# START OF Provided entries
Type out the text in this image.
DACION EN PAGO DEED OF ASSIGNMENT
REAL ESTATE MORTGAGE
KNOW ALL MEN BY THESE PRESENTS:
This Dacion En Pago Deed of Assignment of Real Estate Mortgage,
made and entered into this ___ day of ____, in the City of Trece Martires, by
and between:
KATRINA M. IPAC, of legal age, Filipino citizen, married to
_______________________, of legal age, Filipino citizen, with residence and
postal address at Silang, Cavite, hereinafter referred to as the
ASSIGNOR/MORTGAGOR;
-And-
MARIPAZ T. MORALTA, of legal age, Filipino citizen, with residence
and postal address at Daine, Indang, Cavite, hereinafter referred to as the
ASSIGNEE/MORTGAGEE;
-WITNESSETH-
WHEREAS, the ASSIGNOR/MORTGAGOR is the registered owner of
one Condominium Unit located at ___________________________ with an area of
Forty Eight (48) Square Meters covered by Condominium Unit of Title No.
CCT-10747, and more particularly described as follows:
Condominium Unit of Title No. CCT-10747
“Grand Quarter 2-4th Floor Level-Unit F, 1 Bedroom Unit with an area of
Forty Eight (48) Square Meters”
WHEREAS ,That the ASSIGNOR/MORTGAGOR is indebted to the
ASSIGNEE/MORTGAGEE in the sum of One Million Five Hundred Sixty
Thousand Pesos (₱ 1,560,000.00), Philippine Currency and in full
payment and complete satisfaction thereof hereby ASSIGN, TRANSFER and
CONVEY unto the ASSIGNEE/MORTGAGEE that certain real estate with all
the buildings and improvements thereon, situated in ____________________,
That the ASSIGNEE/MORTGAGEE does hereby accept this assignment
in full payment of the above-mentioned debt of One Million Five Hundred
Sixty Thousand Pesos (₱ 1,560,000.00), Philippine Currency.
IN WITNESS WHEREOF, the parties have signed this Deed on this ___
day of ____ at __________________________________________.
# END OF Provided entries
» **Aim of the exercise**:
Write an exact transcription of every entry above.

» **Final result**:
Type out the text in this image.
DACION EN PAGO DEED OF ASSIGNMENT
REAL ESTATE MORTGAGE
KNOW ALL MEN BY THESE PRESENTS:
This Dacion En Pago Deed of Assignment of Real Estate Mortgage,
made and entered into this ___ day of ____, in the City of Trece Martires, by
and between:
KATRINA M. IPAC, of legal age, Filipino citizen, married to
_______________________, of legal age, Filipino citizen, with residence and
postal address at Silang, Cavite, hereinafter referred to as the
ASSIGNOR/MORTGAGOR;
-And-
MARIPAZ T. MORALTA, of legal age, Filipino citizen, with residence
and postal address at Daine, Indang, Cavite, hereinafter referred to as the
ASSIGNEE/MORTGAGEE;
-WITNESSETH-
WHEREAS, the ASSIGNOR/MORTGAGOR is the registered owner of
one Condominium Unit located at ___________________________ with an area of
Forty Eight (48) Square Meters covered by Condominium Unit of Title No.
CCT-10747, and more particularly described as follows:
Condominium Unit of Title No. CCT-10747
“Grand Quarter 2-4th Floor Level-Unit F, 1 Bedroom Unit with an area of
Forty Eight (48) Square Meters”
WHEREAS ,That the ASSIGNOR/MORTGAGOR is indebted to the
ASSIGNEE/MORTGAGEE in the sum of One Million Five Hundred Sixty
Thousand Pesos (₱ 1,560,000.00), Philippine Currency and in full
payment and complete satisfaction thereof hereby ASSIGN, TRANSFER and
CONVEY unto the ASSIGNEE/MORTGAGEE that certain real estate with all
the buildings and improvements thereon, situated in ____________________,
That the ASSIGNEE/MORTGAGEE does hereby accept this assignment
in full payment of the above-mentioned debt of One Million Five Hundred
Sixty Thousand Pesos (₱ 1,560,000.00), Philippine Currency.
IN WITNESS WHEREOF, the parties have signed this Deed on this ___
day of ____ at __________________________________________.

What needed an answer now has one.